[Dataset excerpts]
>> BEGIN

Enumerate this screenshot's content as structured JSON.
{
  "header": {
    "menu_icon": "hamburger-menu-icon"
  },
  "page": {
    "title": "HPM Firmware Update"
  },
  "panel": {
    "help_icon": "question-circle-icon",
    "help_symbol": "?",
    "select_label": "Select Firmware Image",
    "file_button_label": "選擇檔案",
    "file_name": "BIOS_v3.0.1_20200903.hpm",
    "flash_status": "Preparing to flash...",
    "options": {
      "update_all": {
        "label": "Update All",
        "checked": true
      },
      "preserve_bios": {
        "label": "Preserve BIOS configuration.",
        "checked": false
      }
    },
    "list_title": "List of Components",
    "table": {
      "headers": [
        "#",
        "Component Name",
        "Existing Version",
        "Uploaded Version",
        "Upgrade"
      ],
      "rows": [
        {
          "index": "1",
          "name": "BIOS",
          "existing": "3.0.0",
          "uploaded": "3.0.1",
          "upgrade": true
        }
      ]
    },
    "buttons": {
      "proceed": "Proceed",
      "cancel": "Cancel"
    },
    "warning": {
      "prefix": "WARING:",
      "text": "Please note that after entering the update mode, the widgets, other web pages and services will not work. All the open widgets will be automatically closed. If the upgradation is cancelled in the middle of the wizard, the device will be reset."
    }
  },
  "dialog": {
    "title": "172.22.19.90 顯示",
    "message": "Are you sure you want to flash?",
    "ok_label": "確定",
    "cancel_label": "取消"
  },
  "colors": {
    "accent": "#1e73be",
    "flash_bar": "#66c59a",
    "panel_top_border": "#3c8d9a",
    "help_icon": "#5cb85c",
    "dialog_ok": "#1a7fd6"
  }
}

>> END

Write out the entries in full, exactly as given.

Enumerate this screenshot's content as structured JSON.
{
  "header": {
    "menu_icon": "hamburger-menu-icon"
  },
  "page": {
    "title": "HPM Firmware Update"
  },
  "panel": {
    "help_icon": "question-circle-icon",
    "help_symbol": "?",
    "select_label": "Select Firmware Image",
    "file_button_label": "選擇檔案",
    "file_name": "BIOS_v3.0.1_20200903.hpm",
    "flash_status": "Preparing to flash...",
    "options": {
      "update_all": {
        "label": "Update All",
        "checked": true
      },
      "preserve_bios": {
        "label": "Preserve BIOS configuration.",
        "checked": false
      }
    },
    "list_title": "List of Components",
    "table": {
      "headers": [
        "#",
        "Component Name",
        "Existing Version",
        "Uploaded Version",
        "Upgrade"
      ],
      "rows": [
        {
          "index": "1",
          "name": "BIOS",
          "existing": "3.0.0",
          "uploaded": "3.0.1",
          "upgrade": true
        }
      ]
    },
    "buttons": {
      "proceed": "Proceed",
      "cancel": "Cancel"
    },
    "warning": {
      "prefix": "WARING:",
      "text": "Please note that after entering the update mode, the widgets, other web pages and services will not work. All the open widgets will be automatically closed. If the upgradation is cancelled in the middle of the wizard, the device will be reset."
    }
  },
  "dialog": {
    "title": "172.22.19.90 顯示",
    "message": "Are you sure you want to flash?",
    "ok_label": "確定",
    "cancel_label": "取消"
  },
  "colors": {
    "accent": "#1e73be",
    "flash_bar": "#66c59a",
    "panel_top_border": "#3c8d9a",
    "help_icon": "#5cb85c",
    "dialog_ok": "#1a7fd6"
  }
}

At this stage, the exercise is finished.